(begin)
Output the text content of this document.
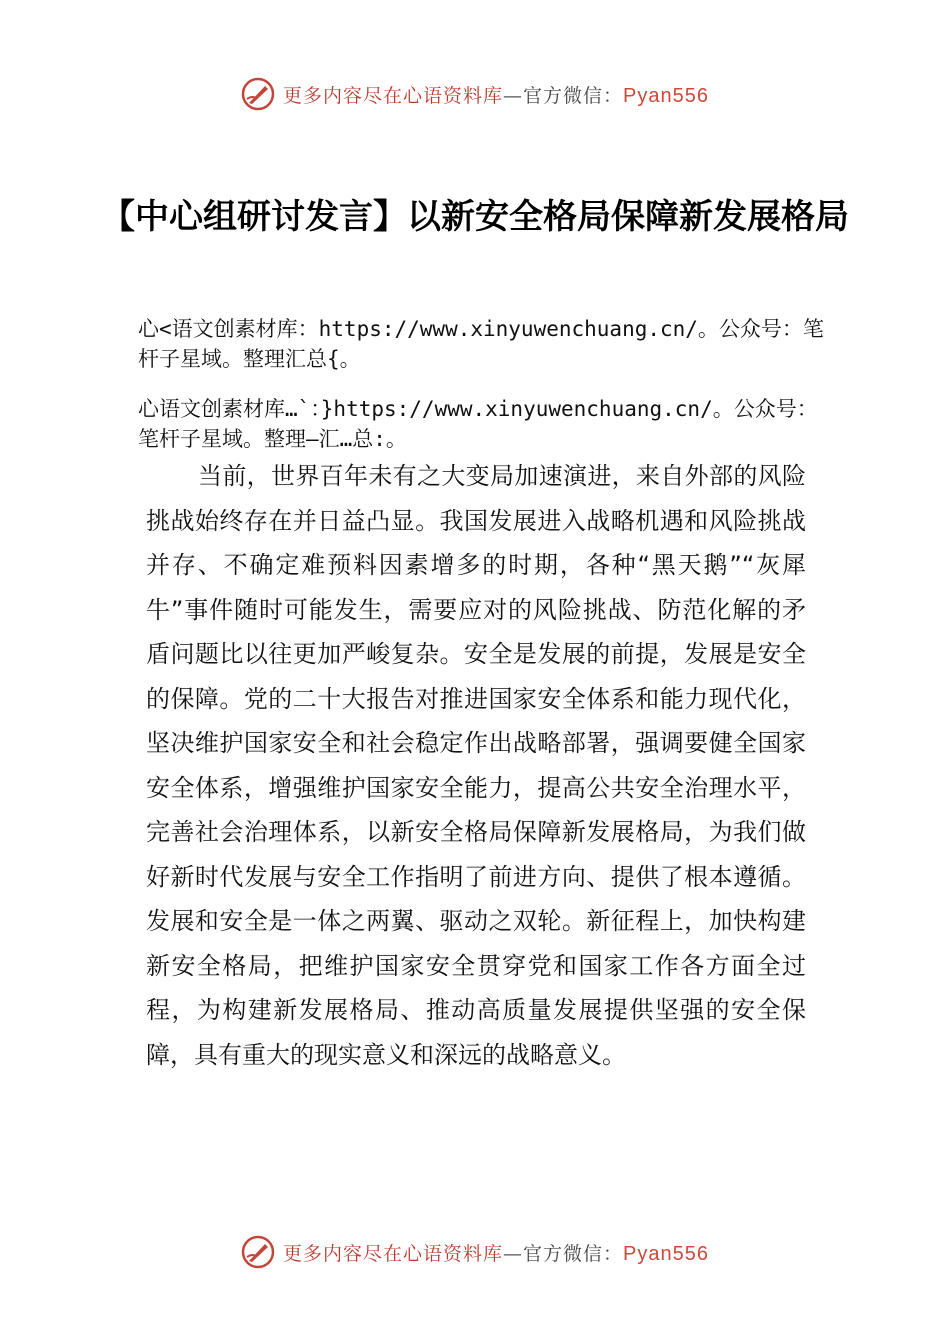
更多内容尽在心语资料库—官方微信：Pyan556
【中心组研讨发言】以新安全格局保障新发展格局
心<语文创素材库：https://www.xinyuwenchuang.cn/。公众号：笔杆子星域。整理汇总{。
心语文创素材库…`：}https://www.xinyuwenchuang.cn/。公众号：笔杆子星域。整理—汇…总:。

当前，世界百年未有之大变局加速演进，来自外部的风险挑战始终存在并日益凸显。我国发展进入战略机遇和风险挑战并存、不确定难预料因素增多的时期，各种“黑天鹅”“灰犀牛”事件随时可能发生，需要应对的风险挑战、防范化解的矛盾问题比以往更加严峻复杂。安全是发展的前提，发展是安全的保障。党的二十大报告对推进国家安全体系和能力现代化，坚决维护国家安全和社会稳定作出战略部署，强调要健全国家安全体系，增强维护国家安全能力，提高公共安全治理水平，完善社会治理体系，以新安全格局保障新发展格局，为我们做好新时代发展与安全工作指明了前进方向、提供了根本遵循。发展和安全是一体之两翼、驱动之双轮。新征程上，加快构建新安全格局，把维护国家安全贯穿党和国家工作各方面全过程，为构建新发展格局、推动高质量发展提供坚强的安全保障，具有重大的现实意义和深远的战略意义。

更多内容尽在心语资料库—官方微信：Pyan556
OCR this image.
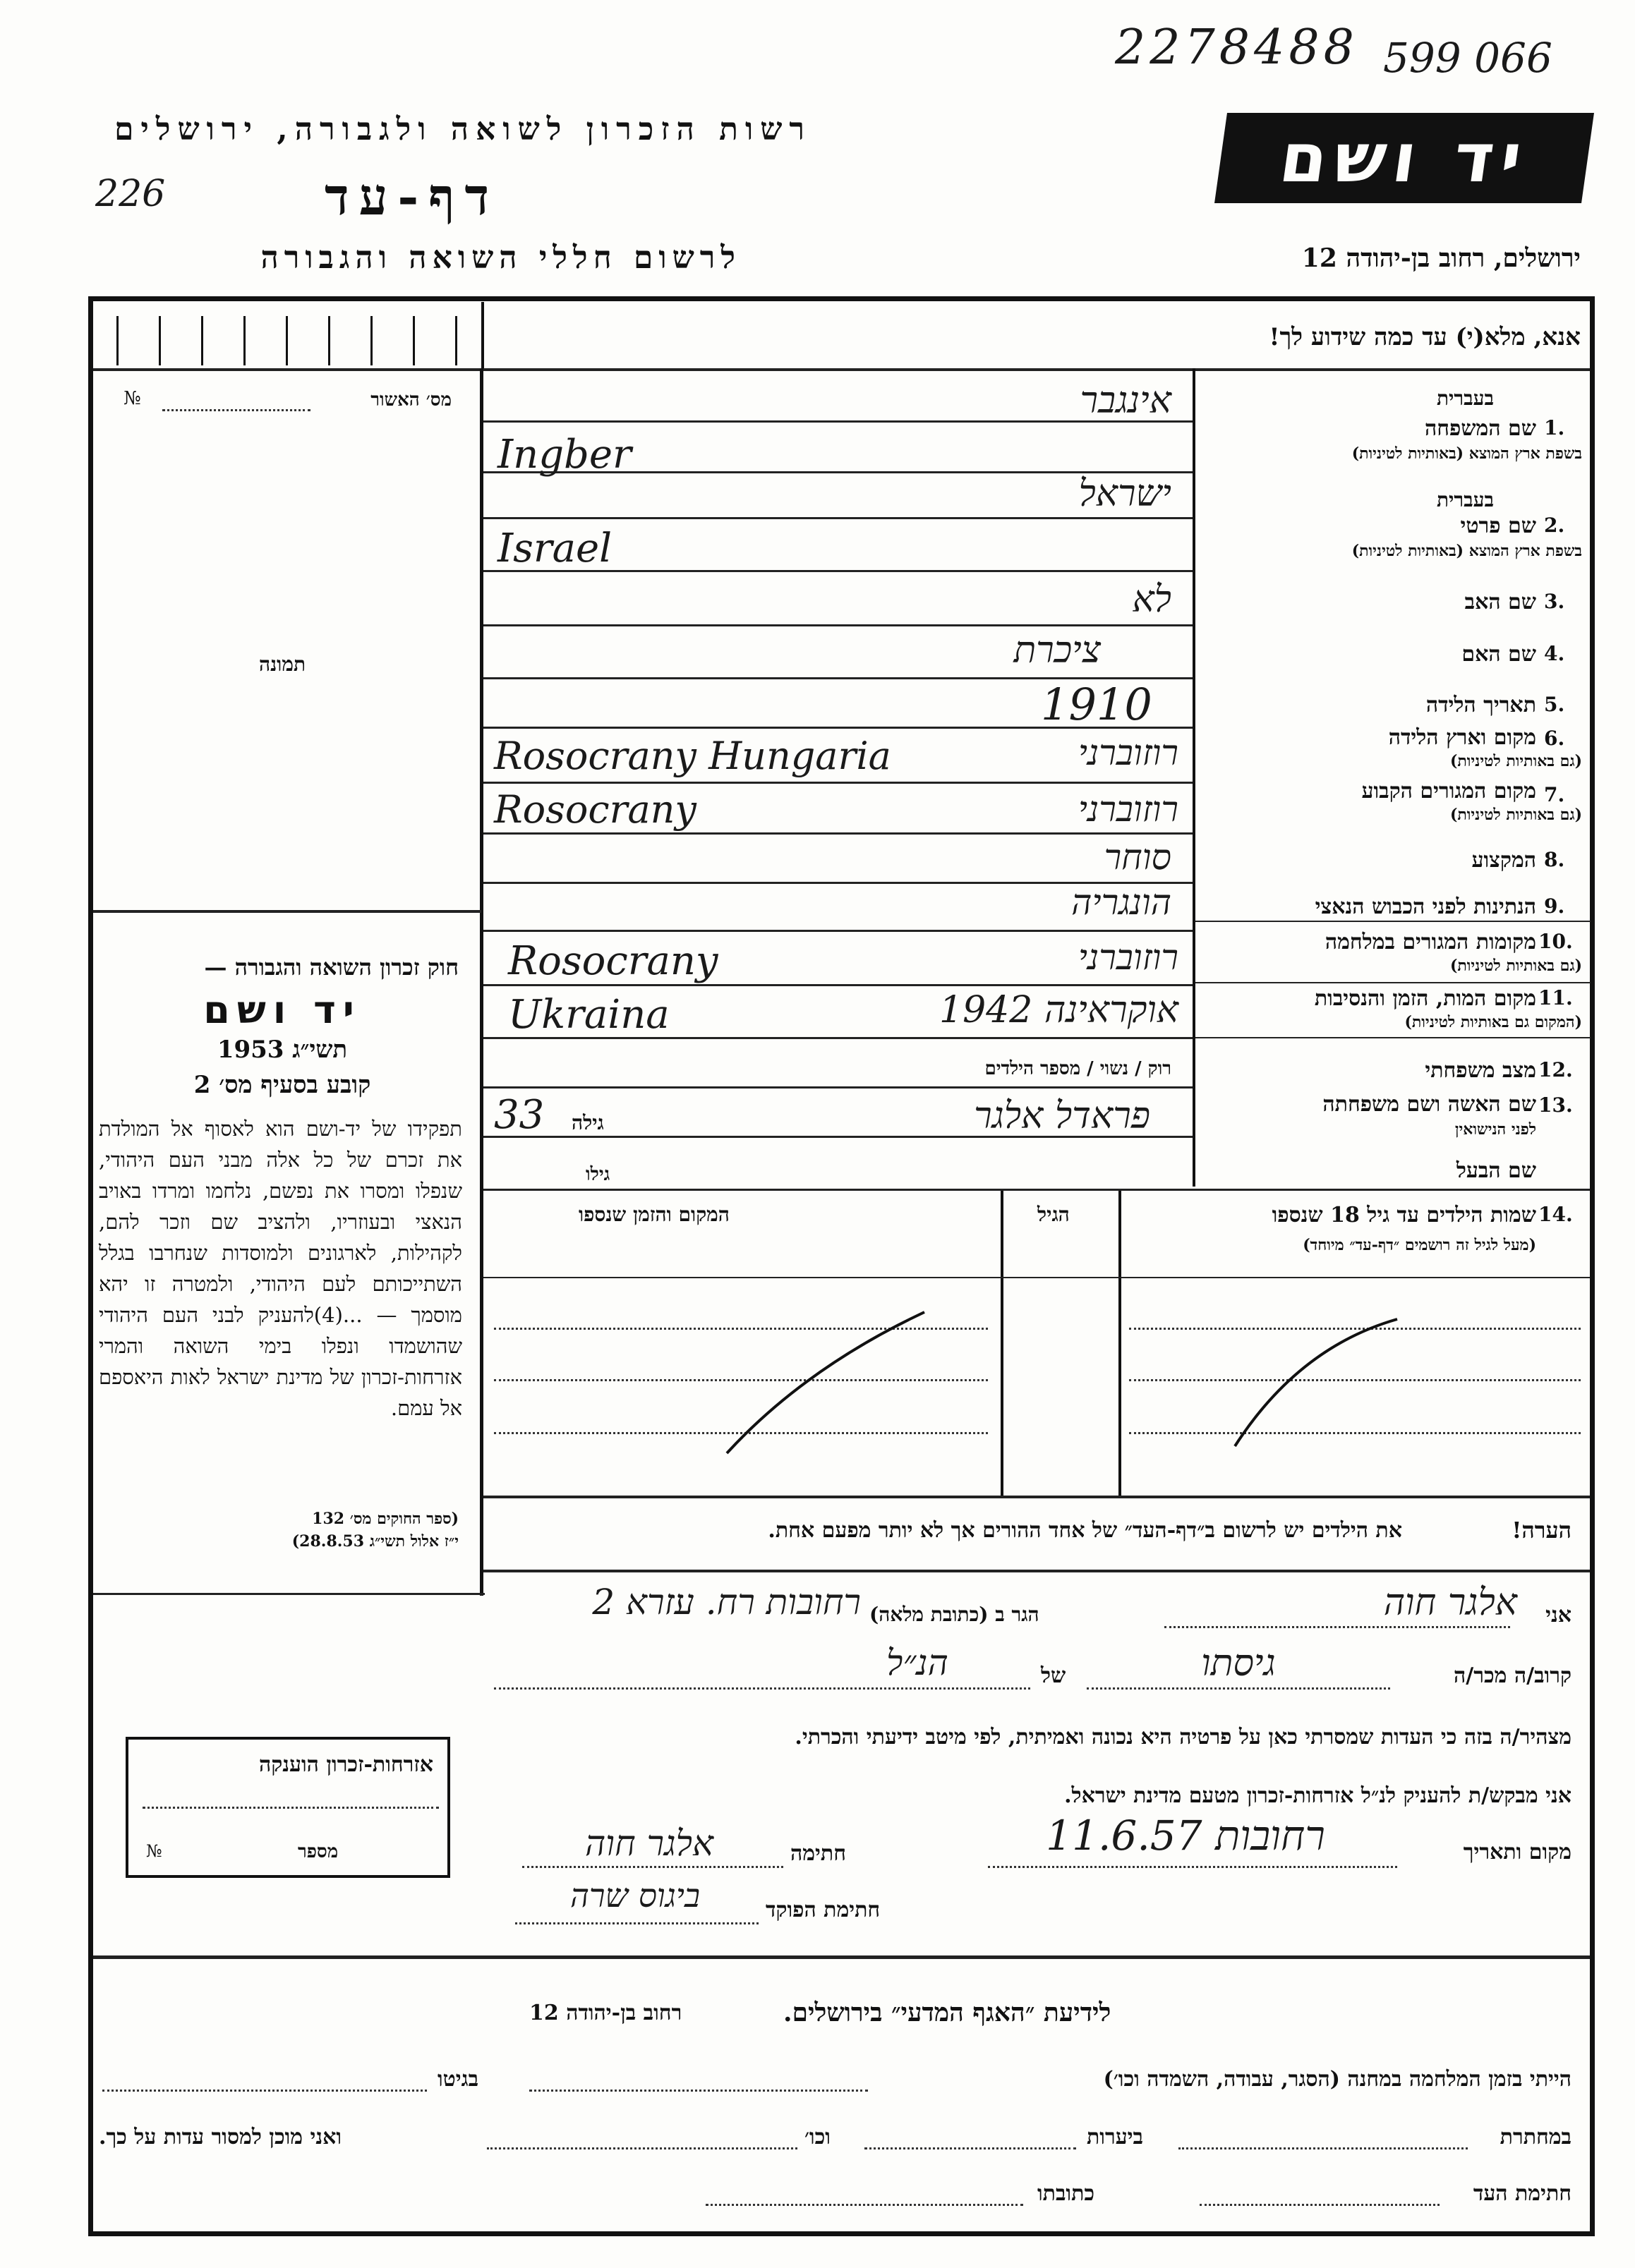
2278488 599 066
רשות הזכרון לשואה ולגבורה, ירושלים
226	דף-עד
לרשום חללי השואה והגבורה
יד ושם
ירושלים, רחוב בן-יהודה 12
אנא, מלא(י) עד כמה שידוע לך!
מס׳ האשור
№
תמונה
חוק זכרון השואה והגבורה —
יד ושם
תשי״ג 1953
קובע בסעיף מס׳ 2
תפקידו של יד-ושם הוא לאסוף אל המולדת את זכרם של כל אלה מבני העם היהודי, שנפלו ומסרו את נפשם, נלחמו ומרדו באויב הנאצי ובעוזריו, ולהציב שם וזכר להם, לקהילות, לארגונים ולמוסדות שנחרבו בגלל השתייכותם לעם היהודי, ולמטרה זו יהא מוסמך — ...(4)להעניק לבני העם היהודי שהושמדו ונפלו בימי השואה והמרי אזרחות-זכרון של מדינת ישראל לאות היאספם אל עמם.
(ספר החוקים מס׳ 132
י״ז אלול תשי״ג 28.8.53)
אזרחות-זכרון הוענקה
מספר
№
בעברית
1.
שם המשפחה
בשפת ארץ המוצא (באותיות לטיניות)
אינגבר
Ingber
בעברית
2.
שם פרטי
בשפת ארץ המוצא (באותיות לטיניות)
ישראל
Israel
3.
שם האב
לא
4.
שם האם
ציכרת
5.
תאריך הלידה
1910
6.
מקום וארץ הלידה
(גם באותיות לטיניות)
רוזוברני
Rosocrany Hungaria
7.
מקום המגורים הקבוע
(גם באותיות לטיניות)
רוזוברני
Rosocrany
8.
המקצוע
סוחר
9.
הנתינות לפני הכבוש הנאצי
הונגריה
10.
מקומות המגורים במלחמה
(גם באותיות לטיניות)
רוזוברני
Rosocrany
11.
מקום המות, הזמן והנסיבות
(המקום גם באותיות לטיניות)
אוקראינה 1942
Ukraina
12.
מצב משפחתי
רוק / נשוי / מספר הילדים
13.
שם האשה ושם משפחתה
לפני הנישואין
פראדל אלגר
גילה
33
שם הבעל
גילו
14.
שמות הילדים עד גיל 18 שנספו
(מעל לגיל זה רושמים ״דף-עד״ מיוחד)
הגיל
המקום והזמן שנספו
הערה!
את הילדים יש לרשום ב״דף-העד״ של אחד ההורים אך לא יותר מפעם אחת.
אני
אלגר חוה
הגר ב (כתובת מלאה)
רחובות רח. עזרא 2
קרוב/ה מכר/ה
גיסתו
של
הנ״ל
מצהיר/ה בזה כי העדות שמסרתי כאן על פרטיה היא נכונה ואמיתית, לפי מיטב ידיעתי והכרתי.
אני מבקש/ת להעניק לנ״ל אזרחות-זכרון מטעם מדינת ישראל.
מקום ותאריך
רחובות 11.6.57
חתימה
אלגר חוה
חתימת הפוקד
ביגוס שרה
לידיעת ״האגף המדעי״ בירושלים.
רחוב בן-יהודה 12
הייתי בזמן המלחמה במחנה (הסגר, עבודה, השמדה וכו׳)
בגיטו
במחתרת
ביערות
וכו׳
ואני מוכן למסור עדות על כך.
חתימת העד
כתובתו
(end)
- Given instruction
Scan the lines for the string "אזרחות". Pick out every line that has it.

- Solution for this task
תפקידו של יד-ושם הוא לאסוף אל המולדת את זכרם של כל אלה מבני העם היהודי, שנפלו ומסרו את נפשם, נלחמו ומרדו באויב הנאצי ובעוזריו, ולהציב שם וזכר להם, לקהילות, לארגונים ולמוסדות שנחרבו בגלל השתייכותם לעם היהודי, ולמטרה זו יהא מוסמך — ...(4)להעניק לבני העם היהודי שהושמדו ונפלו בימי השואה והמרי אזרחות-זכרון של מדינת ישראל לאות היאספם אל עמם.
אזרחות-זכרון הוענקה
אני מבקש/ת להעניק לנ״ל אזרחות-זכרון מטעם מדינת ישראל.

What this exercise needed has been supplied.